Layout element annotations
>>>>>
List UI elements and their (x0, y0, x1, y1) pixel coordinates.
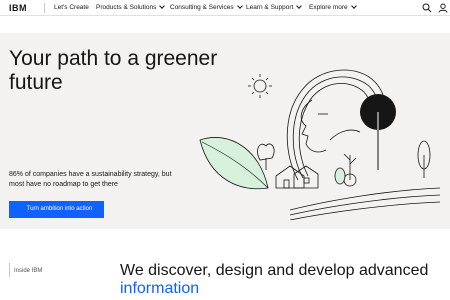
ibm-logo[interactable]: IBM (9, 3, 27, 13)
nav-item-products-solutions[interactable]: Products & Solutions (96, 3, 166, 11)
nav-divider (44, 3, 45, 13)
nav-item-label: Let's Create (54, 4, 89, 11)
tree-icon (360, 94, 396, 170)
chevron-down-icon (296, 3, 303, 9)
section-heading-text: We discover, design and develop advanced (120, 262, 429, 279)
nav-item-label: Explore more (309, 4, 348, 11)
nav-item-learn-support[interactable]: Learn & Support (246, 3, 303, 11)
chevron-down-icon (236, 3, 243, 9)
section-heading-accent: information (120, 280, 200, 297)
chevron-down-icon (350, 3, 357, 9)
nav-item-label: Consulting & Services (170, 4, 234, 11)
nav-item-label: Learn & Support (246, 4, 294, 11)
chevron-down-icon (159, 3, 166, 9)
sustainability-illustration (199, 69, 441, 220)
nav-item-label: Products & Solutions (96, 4, 157, 11)
section-heading: We discover, design and develop advanced… (120, 262, 440, 298)
nav-item-explore-more[interactable]: Explore more (309, 3, 357, 11)
section-label: Inside IBM (14, 268, 43, 274)
top-navigation: IBM Let's Create Products & Solutions Co… (0, 0, 450, 16)
sun-icon (248, 74, 272, 98)
section-divider (9, 263, 10, 277)
user-icon[interactable] (438, 3, 448, 13)
nav-item-consulting-services[interactable]: Consulting & Services (170, 3, 243, 11)
hero-description: 86% of companies have a sustainability s… (9, 171, 172, 188)
nav-item-lets-create[interactable]: Let's Create (54, 4, 89, 11)
leaf-icon (199, 137, 269, 190)
search-icon[interactable] (422, 3, 432, 13)
turn-ambition-into-action-button[interactable]: Turn ambition into action (9, 201, 104, 218)
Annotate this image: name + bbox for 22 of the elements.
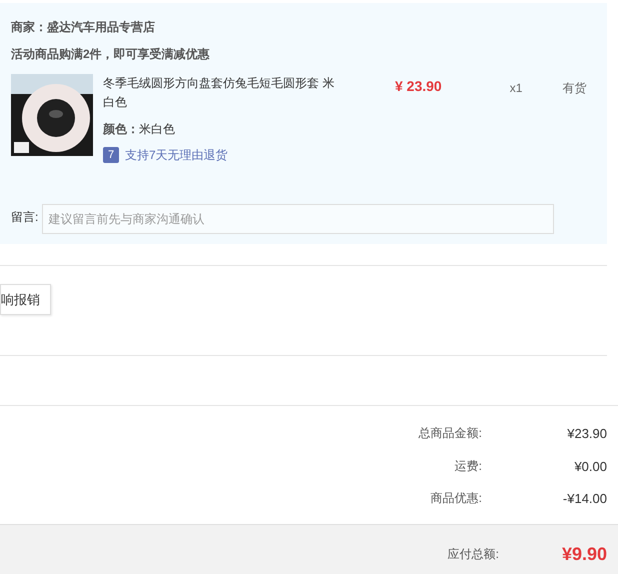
return-badge: 7 [103, 147, 119, 163]
summary-value: ¥0.00 [573, 458, 607, 476]
price: ¥ 23.90 [395, 77, 442, 96]
invoice-button[interactable]: 响报销 [0, 284, 51, 315]
total-value: ¥9.90 [560, 543, 607, 566]
promo-text: 活动商品购满2件，即可享受满减优惠 [11, 46, 211, 63]
color-label: 颜色： [103, 121, 139, 138]
summary-label: 总商品金额: [418, 425, 482, 442]
color-value: 米白色 [139, 121, 175, 138]
return-policy[interactable]: 支持7天无理由退货 [125, 146, 228, 164]
summary-label: 运费: [454, 458, 482, 474]
summary-value: -¥14.00 [562, 490, 607, 508]
quantity: x1 [510, 80, 522, 97]
product-title[interactable]: 冬季毛绒圆形方向盘套仿兔毛短毛圆形套 米白色 [103, 74, 343, 112]
summary-value: ¥23.90 [566, 425, 607, 443]
stock-status: 有货 [562, 80, 586, 97]
message-label: 留言: [11, 209, 38, 226]
total-label: 应付总额: [448, 546, 499, 563]
merchant-label: 商家： [11, 19, 47, 36]
message-field[interactable]: 建议留言前先与商家沟通确认 [42, 204, 554, 234]
summary-label: 商品优惠: [430, 490, 482, 507]
merchant-name[interactable]: 盛达汽车用品专营店 [47, 18, 155, 36]
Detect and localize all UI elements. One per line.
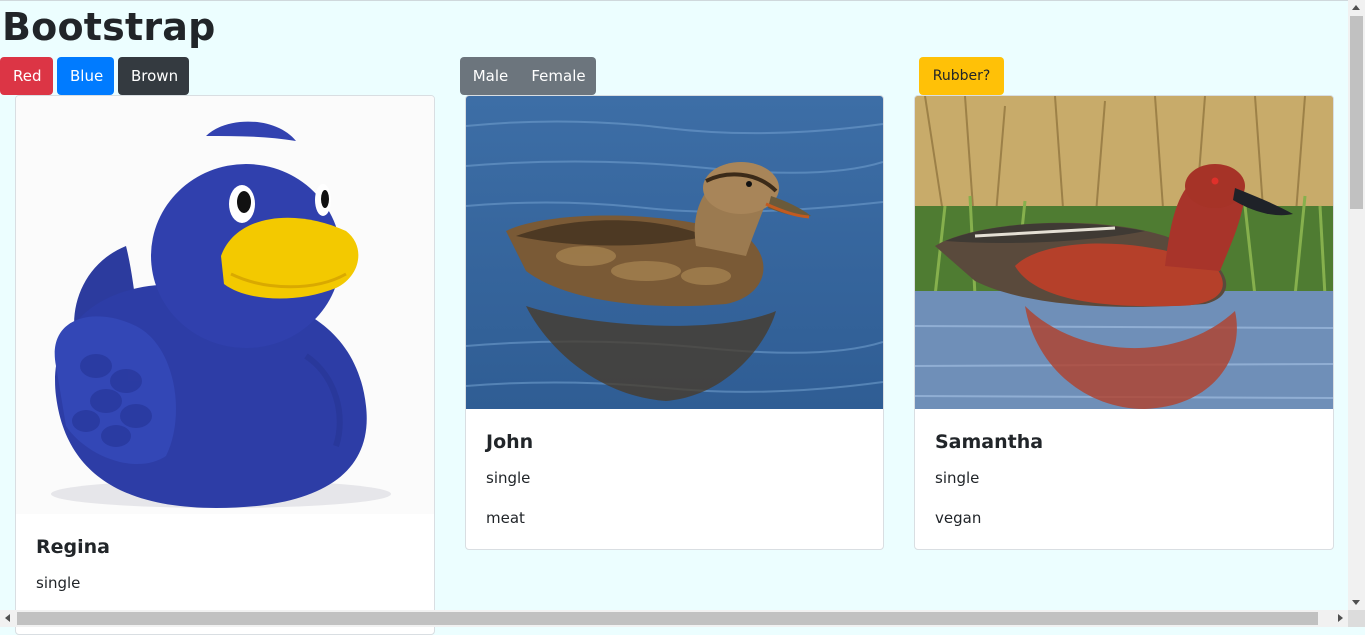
male-filter-button[interactable]: Male <box>460 57 521 95</box>
red-filter-button[interactable]: Red <box>0 57 53 95</box>
scroll-up-icon[interactable] <box>1352 5 1360 10</box>
scrollbar-corner <box>1348 610 1365 627</box>
page-title: Bootstrap <box>2 5 216 49</box>
card-title: Regina <box>36 536 110 558</box>
card-diet: meat <box>486 509 525 527</box>
vertical-scroll-thumb[interactable] <box>1350 16 1363 209</box>
gender-button-group: Male Female <box>460 57 596 95</box>
duck-card-john: John single meat <box>465 95 884 550</box>
duck-card-samantha: Samantha single vegan <box>914 95 1334 550</box>
horizontal-scroll-thumb[interactable] <box>17 612 1318 625</box>
card-title: John <box>486 431 534 453</box>
cinnamon-teal-duck-image <box>915 96 1333 409</box>
card-status: single <box>935 469 980 487</box>
scroll-down-icon[interactable] <box>1352 600 1360 605</box>
card-status: single <box>486 469 531 487</box>
card-diet: vegan <box>935 509 982 527</box>
horizontal-scrollbar[interactable] <box>0 610 1348 627</box>
rubber-filter-button[interactable]: Rubber? <box>919 57 1004 95</box>
duck-card-regina: Regina single <box>15 95 435 635</box>
mallard-duck-image <box>466 96 883 409</box>
rubber-duck-image <box>16 96 434 514</box>
scroll-left-icon[interactable] <box>5 614 10 622</box>
card-title: Samantha <box>935 431 1044 453</box>
window-top-border <box>0 0 1365 1</box>
blue-filter-button[interactable]: Blue <box>57 57 114 95</box>
female-filter-button[interactable]: Female <box>521 57 596 95</box>
brown-filter-button[interactable]: Brown <box>118 57 189 95</box>
scroll-right-icon[interactable] <box>1338 614 1343 622</box>
card-status: single <box>36 574 81 592</box>
vertical-scrollbar[interactable] <box>1348 0 1365 610</box>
<<<<<
Set exercise: Change every "nav-item-label" to "menu-label" in the items above and give them again with nothing else altered, leaving out the pictures.

Result for this task:
List UI elements and their (x0, y0, x1, y1) pixel coordinates.
ibm-logo[interactable]: IBM (9, 3, 27, 13)
nav-item-products-solutions[interactable]: Products & Solutions (96, 3, 166, 11)
nav-divider (44, 3, 45, 13)
menu-label: Let's Create (54, 4, 89, 11)
tree-icon (360, 94, 396, 170)
chevron-down-icon (296, 3, 303, 9)
section-heading-text: We discover, design and develop advanced (120, 262, 429, 279)
menu-label: Explore more (309, 4, 348, 11)
nav-item-learn-support[interactable]: Learn & Support (246, 3, 303, 11)
chevron-down-icon (236, 3, 243, 9)
section-heading-accent: information (120, 280, 200, 297)
chevron-down-icon (350, 3, 357, 9)
menu-label: Consulting & Services (170, 4, 234, 11)
menu-label: Learn & Support (246, 4, 294, 11)
chevron-down-icon (159, 3, 166, 9)
sustainability-illustration (199, 69, 441, 220)
menu-label: Products & Solutions (96, 4, 157, 11)
section-heading: We discover, design and develop advanced… (120, 262, 440, 298)
nav-item-explore-more[interactable]: Explore more (309, 3, 357, 11)
section-label: Inside IBM (14, 268, 43, 274)
top-navigation: IBM Let's Create Products & Solutions Co… (0, 0, 450, 16)
sun-icon (248, 74, 272, 98)
section-divider (9, 263, 10, 277)
user-icon[interactable] (438, 3, 448, 13)
nav-item-consulting-services[interactable]: Consulting & Services (170, 3, 243, 11)
hero-description: 86% of companies have a sustainability s… (9, 171, 172, 188)
nav-item-lets-create[interactable]: Let's Create (54, 4, 89, 11)
leaf-icon (199, 137, 269, 190)
search-icon[interactable] (422, 3, 432, 13)
turn-ambition-into-action-button[interactable]: Turn ambition into action (9, 201, 104, 218)
Annotate this image: name + bbox for 22 of the elements.
return-badge: 7 [103, 147, 119, 163]
summary-value: ¥0.00 [573, 458, 607, 476]
price: ¥ 23.90 [395, 77, 442, 96]
invoice-button[interactable]: 响报销 [0, 284, 51, 315]
total-value: ¥9.90 [560, 543, 607, 566]
promo-text: 活动商品购满2件，即可享受满减优惠 [11, 46, 211, 63]
color-label: 颜色： [103, 121, 139, 138]
summary-label: 总商品金额: [418, 425, 482, 442]
color-value: 米白色 [139, 121, 175, 138]
return-policy[interactable]: 支持7天无理由退货 [125, 146, 228, 164]
summary-label: 运费: [454, 458, 482, 474]
summary-value: -¥14.00 [562, 490, 607, 508]
quantity: x1 [510, 80, 522, 97]
product-title[interactable]: 冬季毛绒圆形方向盘套仿兔毛短毛圆形套 米白色 [103, 74, 343, 112]
summary-value: ¥23.90 [566, 425, 607, 443]
stock-status: 有货 [562, 80, 586, 97]
message-label: 留言: [11, 209, 38, 226]
total-label: 应付总额: [448, 546, 499, 563]
merchant-label: 商家： [11, 19, 47, 36]
message-field[interactable]: 建议留言前先与商家沟通确认 [42, 204, 554, 234]
summary-label: 商品优惠: [430, 490, 482, 507]
merchant-name[interactable]: 盛达汽车用品专营店 [47, 18, 155, 36]
Detect and localize all UI elements. One per line.
male-filter-button[interactable]: Male <box>460 57 521 95</box>
red-filter-button[interactable]: Red <box>0 57 53 95</box>
scroll-up-icon[interactable] <box>1352 5 1360 10</box>
scrollbar-corner <box>1348 610 1365 627</box>
page-title: Bootstrap <box>2 5 216 49</box>
card-title: Regina <box>36 536 110 558</box>
card-diet: meat <box>486 509 525 527</box>
vertical-scroll-thumb[interactable] <box>1350 16 1363 209</box>
gender-button-group: Male Female <box>460 57 596 95</box>
duck-card-john: John single meat <box>465 95 884 550</box>
duck-card-samantha: Samantha single vegan <box>914 95 1334 550</box>
horizontal-scroll-thumb[interactable] <box>17 612 1318 625</box>
card-title: John <box>486 431 534 453</box>
cinnamon-teal-duck-image <box>915 96 1333 409</box>
card-status: single <box>935 469 980 487</box>
scroll-down-icon[interactable] <box>1352 600 1360 605</box>
card-status: single <box>486 469 531 487</box>
card-diet: vegan <box>935 509 982 527</box>
horizontal-scrollbar[interactable] <box>0 610 1348 627</box>
rubber-filter-button[interactable]: Rubber? <box>919 57 1004 95</box>
duck-card-regina: Regina single <box>15 95 435 635</box>
mallard-duck-image <box>466 96 883 409</box>
rubber-duck-image <box>16 96 434 514</box>
scroll-left-icon[interactable] <box>5 614 10 622</box>
card-title: Samantha <box>935 431 1044 453</box>
window-top-border <box>0 0 1365 1</box>
blue-filter-button[interactable]: Blue <box>57 57 114 95</box>
female-filter-button[interactable]: Female <box>521 57 596 95</box>
brown-filter-button[interactable]: Brown <box>118 57 189 95</box>
scroll-right-icon[interactable] <box>1338 614 1343 622</box>
card-status: single <box>36 574 81 592</box>
vertical-scrollbar[interactable] <box>1348 0 1365 610</box>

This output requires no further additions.